Short task -> In the pool table swayback thread, copy the passage starting at "Jerimy Chambers has" and ending at "Brunstone less brittle.", and change "Gold Crown" to "GC".

Selected excerpt ->
● ● ●
GC 1 with swayback

I had about 2 playing cards thickness of swayback to get out of my GC with Brunstone. I think I caused the problem by not properly supporting the "slate" when I set the table up, I corrected it about 6 months ago and seems to be staying flat now. The balls would roll away from the rails slightly on a slow roll lengthwise down the table. It was barely noticeable, I probably could have left well enough alone but I saw it happen a couple times, had to investigate, and after that I knew I had to fix it. Hopefully I can get a decent mechanic up here in the next year or so to recover table again and double check the work I did. I tried to find someone to recover the bed after I had the rails modified but I couldn't find anyone that I trusted to do a decent job so I was forced to stumble thru it myself.

I think I have about the same amount of swayback in my GC 1. Can you tell me how you fixed it? Did you have to take off the cloth, redo seams, etc.? Many thanks!
 
Jerimy Chambers has sets of new old stock Gold Crown slates from the '70's
Last I heard he was charging $4-500 a set, plus delivery or freight. He's located in the
SW burbs of Chicago, search his name on this site, you'll see he's highly
recommended, top notch mechanic and great guy to boot. You can reach him at 708-574-9888

Thanks for the lead, I'll give him a call.
 
This is interesting, the link below indicates the "first use anywhere" of Brunswick Brunstone was on June 6,1981. This seems way later than we think/know. What's up with that?

http://www.trademarkia.com/brunstone-73316458.html

Interesting. My early 60s Brunstone is definitely sandstone, but it is not resin-impregnated, as far as I can tell. Maybe that was the new feature developed in 1981? Resin may have been added to make the Brunstone less brittle.
 
I think I have about the same amount of swayback in my GC 1. Can you tell me how you fixed it? Did you have to take off the cloth, redo seams, etc.? Many thanks!

I had to take table apart and lift the felt to re-bondo the seam, I only had to open 1 seam, it was a pain in the butt but it was well worth it. My felt was less than a year old and I had no lines drawn on it or anything but it ended up lining back up with all the rail bolt holes almost perfect. I used the glue down method when the felt was new but after the fix I stapled the felt, I didn't think it was going to work well trying to re glue it. I used synthetic shims instead of pine because it seemed to me the pine shims would squish down after a while. The synthetic shims are made from something like plastic I think. I loosened up the slate screws and started tapping shims in place where the slate was low, it took a while as I only have 1 10" machinists level but it worked out real well. Any other questions feel free to get in touch with me, if I am a moron and screwed it up I'm sure someone here will let us know.
● ● ●
Entries shown ->
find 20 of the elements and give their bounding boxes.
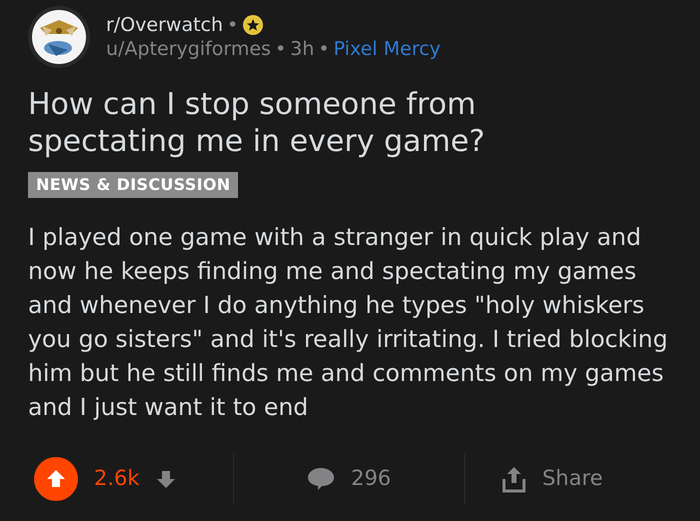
comments-button[interactable]: 296 — [234, 457, 464, 501]
share-button[interactable]: Share — [465, 457, 640, 501]
post-flair: NEWS & DISCUSSION — [28, 172, 238, 198]
separator-dot: • — [318, 37, 330, 61]
upvote-button[interactable] — [34, 457, 78, 501]
speech-bubble-icon — [306, 467, 335, 491]
separator-dot: • — [227, 13, 238, 37]
vote-score: 2.6k — [94, 465, 140, 492]
subreddit-link[interactable]: r/Overwatch — [106, 13, 224, 37]
author-link[interactable]: u/Apterygiformes — [106, 37, 271, 61]
post-body: I played one game with a stranger in quick play and now he keeps finding me and spectating my games and whenever I do anything he types "holy whiskers you go sisters" and it's really irritating. I tried blocking him but he still finds me and comments on my games and I just want it to end — [28, 222, 669, 423]
post-title: How can I stop someone from spectating me in every game? — [28, 86, 486, 160]
arrow-up-icon — [46, 469, 66, 489]
share-icon — [502, 465, 526, 493]
star-badge-icon — [242, 14, 264, 36]
user-flair: Pixel Mercy — [334, 37, 441, 61]
separator-dot: • — [274, 37, 286, 61]
arrow-down-icon — [156, 469, 176, 489]
downvote-button[interactable] — [156, 469, 176, 489]
post-time: 3h — [290, 37, 314, 61]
● ● ●
Result of this exercise ->
Jerimy Chambers has sets of new old stock GC slates from the '70's
Last I heard he was charging $4-500 a set, plus delivery or freight. He's located in the
SW burbs of Chicago, search his name on this site, you'll see he's highly
recommended, top notch mechanic and great guy to boot. You can reach him at 708-574-9888

Thanks for the lead, I'll give him a call.
 
This is interesting, the link below indicates the "first use anywhere" of Brunswick Brunstone was on June 6,1981. This seems way later than we think/know. What's up with that?

http://www.trademarkia.com/brunstone-73316458.html

Interesting. My early 60s Brunstone is definitely sandstone, but it is not resin-impregnated, as far as I can tell. Maybe that was the new feature developed in 1981? Resin may have been added to make the Brunstone less brittle.